Challenge:
Show every line below where "BSLightingShaderProperty" can be found.

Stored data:
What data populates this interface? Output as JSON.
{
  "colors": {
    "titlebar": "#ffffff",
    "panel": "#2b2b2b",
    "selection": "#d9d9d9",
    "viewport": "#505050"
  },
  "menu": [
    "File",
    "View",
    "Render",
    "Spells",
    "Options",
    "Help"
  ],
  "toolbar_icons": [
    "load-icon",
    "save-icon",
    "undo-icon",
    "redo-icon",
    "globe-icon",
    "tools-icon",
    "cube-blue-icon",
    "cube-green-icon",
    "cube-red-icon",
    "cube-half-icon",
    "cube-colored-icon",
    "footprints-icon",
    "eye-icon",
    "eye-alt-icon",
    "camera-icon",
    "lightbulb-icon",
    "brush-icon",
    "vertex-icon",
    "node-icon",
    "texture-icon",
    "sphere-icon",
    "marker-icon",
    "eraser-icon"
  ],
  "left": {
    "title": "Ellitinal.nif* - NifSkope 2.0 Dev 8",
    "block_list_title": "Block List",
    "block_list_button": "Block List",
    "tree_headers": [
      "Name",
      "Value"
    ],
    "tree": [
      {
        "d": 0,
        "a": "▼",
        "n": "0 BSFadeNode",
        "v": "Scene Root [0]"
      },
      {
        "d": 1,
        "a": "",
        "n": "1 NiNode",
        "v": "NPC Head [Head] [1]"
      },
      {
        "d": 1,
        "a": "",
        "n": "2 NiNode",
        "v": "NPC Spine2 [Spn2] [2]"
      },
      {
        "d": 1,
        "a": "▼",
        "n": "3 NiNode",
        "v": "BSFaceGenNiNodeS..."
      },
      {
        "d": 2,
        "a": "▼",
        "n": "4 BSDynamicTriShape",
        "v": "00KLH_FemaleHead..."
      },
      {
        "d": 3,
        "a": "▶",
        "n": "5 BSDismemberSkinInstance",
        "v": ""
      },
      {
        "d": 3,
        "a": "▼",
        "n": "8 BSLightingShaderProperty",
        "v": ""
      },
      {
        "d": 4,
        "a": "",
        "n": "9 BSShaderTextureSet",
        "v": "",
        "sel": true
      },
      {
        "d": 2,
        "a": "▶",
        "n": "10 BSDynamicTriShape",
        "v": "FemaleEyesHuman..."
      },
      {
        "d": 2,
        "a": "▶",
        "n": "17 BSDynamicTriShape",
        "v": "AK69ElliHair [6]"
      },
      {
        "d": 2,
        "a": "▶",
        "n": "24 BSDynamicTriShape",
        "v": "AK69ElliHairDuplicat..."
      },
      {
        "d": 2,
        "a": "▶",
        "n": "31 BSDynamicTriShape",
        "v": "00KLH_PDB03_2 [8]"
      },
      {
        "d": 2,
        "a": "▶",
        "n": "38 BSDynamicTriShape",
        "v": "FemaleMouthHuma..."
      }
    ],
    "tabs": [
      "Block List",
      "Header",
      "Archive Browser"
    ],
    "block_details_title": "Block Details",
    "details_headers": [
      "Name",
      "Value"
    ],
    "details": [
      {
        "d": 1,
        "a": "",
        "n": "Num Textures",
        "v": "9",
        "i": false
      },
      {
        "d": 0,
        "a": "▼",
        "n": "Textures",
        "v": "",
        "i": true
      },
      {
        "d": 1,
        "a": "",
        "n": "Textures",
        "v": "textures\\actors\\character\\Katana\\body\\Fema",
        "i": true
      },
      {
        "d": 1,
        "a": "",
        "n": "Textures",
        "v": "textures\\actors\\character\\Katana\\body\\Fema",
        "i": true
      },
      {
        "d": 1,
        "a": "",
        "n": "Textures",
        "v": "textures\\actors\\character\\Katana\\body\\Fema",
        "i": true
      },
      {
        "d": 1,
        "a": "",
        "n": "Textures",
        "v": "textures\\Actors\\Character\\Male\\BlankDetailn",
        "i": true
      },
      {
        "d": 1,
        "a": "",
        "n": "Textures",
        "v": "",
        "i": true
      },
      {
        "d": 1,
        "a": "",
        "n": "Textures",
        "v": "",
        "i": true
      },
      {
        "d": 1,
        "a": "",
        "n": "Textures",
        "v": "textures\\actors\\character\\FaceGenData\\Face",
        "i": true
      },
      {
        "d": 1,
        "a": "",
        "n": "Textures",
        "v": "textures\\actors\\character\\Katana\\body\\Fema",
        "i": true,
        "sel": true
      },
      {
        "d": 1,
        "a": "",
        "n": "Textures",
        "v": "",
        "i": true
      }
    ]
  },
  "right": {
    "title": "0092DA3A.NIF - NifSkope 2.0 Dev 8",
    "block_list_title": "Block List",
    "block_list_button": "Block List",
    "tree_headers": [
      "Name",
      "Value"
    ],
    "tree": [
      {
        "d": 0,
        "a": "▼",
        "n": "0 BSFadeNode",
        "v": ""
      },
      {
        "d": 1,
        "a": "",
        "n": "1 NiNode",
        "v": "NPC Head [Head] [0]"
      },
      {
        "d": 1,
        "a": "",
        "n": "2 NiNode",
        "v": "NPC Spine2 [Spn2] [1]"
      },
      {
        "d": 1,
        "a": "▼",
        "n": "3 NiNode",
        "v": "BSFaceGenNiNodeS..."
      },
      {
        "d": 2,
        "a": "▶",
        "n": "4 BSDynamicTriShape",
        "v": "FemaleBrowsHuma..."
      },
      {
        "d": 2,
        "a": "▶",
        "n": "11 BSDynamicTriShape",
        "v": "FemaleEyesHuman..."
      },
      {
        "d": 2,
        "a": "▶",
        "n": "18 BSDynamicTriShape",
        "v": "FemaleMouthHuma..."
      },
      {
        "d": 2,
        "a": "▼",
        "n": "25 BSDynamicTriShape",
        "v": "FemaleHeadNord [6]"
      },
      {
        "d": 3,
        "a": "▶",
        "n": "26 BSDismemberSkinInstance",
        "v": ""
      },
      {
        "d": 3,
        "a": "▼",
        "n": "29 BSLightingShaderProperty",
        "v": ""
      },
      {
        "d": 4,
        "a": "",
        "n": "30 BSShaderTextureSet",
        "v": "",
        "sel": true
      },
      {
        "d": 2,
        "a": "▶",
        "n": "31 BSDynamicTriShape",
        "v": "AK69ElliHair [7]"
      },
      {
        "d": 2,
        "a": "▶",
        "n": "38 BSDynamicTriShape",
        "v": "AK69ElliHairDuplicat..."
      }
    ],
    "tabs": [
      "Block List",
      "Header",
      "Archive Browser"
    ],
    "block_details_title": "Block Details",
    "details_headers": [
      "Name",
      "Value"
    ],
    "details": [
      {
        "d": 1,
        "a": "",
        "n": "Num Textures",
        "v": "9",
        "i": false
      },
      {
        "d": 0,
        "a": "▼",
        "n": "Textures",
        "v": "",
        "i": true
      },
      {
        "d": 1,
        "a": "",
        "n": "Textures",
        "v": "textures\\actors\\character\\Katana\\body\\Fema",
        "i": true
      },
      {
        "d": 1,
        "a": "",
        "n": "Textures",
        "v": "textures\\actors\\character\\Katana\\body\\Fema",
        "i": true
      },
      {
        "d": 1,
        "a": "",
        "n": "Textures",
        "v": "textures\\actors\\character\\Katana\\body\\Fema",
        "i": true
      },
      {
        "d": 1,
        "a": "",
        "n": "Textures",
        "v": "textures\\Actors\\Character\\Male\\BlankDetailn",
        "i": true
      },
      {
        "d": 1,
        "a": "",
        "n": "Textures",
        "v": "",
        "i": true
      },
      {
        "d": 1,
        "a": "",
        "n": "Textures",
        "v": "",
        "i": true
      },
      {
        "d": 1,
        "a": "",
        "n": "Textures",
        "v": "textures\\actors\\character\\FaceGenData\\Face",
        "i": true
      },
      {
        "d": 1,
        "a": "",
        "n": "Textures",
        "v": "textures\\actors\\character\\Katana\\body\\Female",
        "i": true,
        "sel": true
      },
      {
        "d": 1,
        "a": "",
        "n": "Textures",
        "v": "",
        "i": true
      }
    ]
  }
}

Exercise output:
        "n": "8 BSLightingShaderProperty",
        "n": "29 BSLightingShaderProperty",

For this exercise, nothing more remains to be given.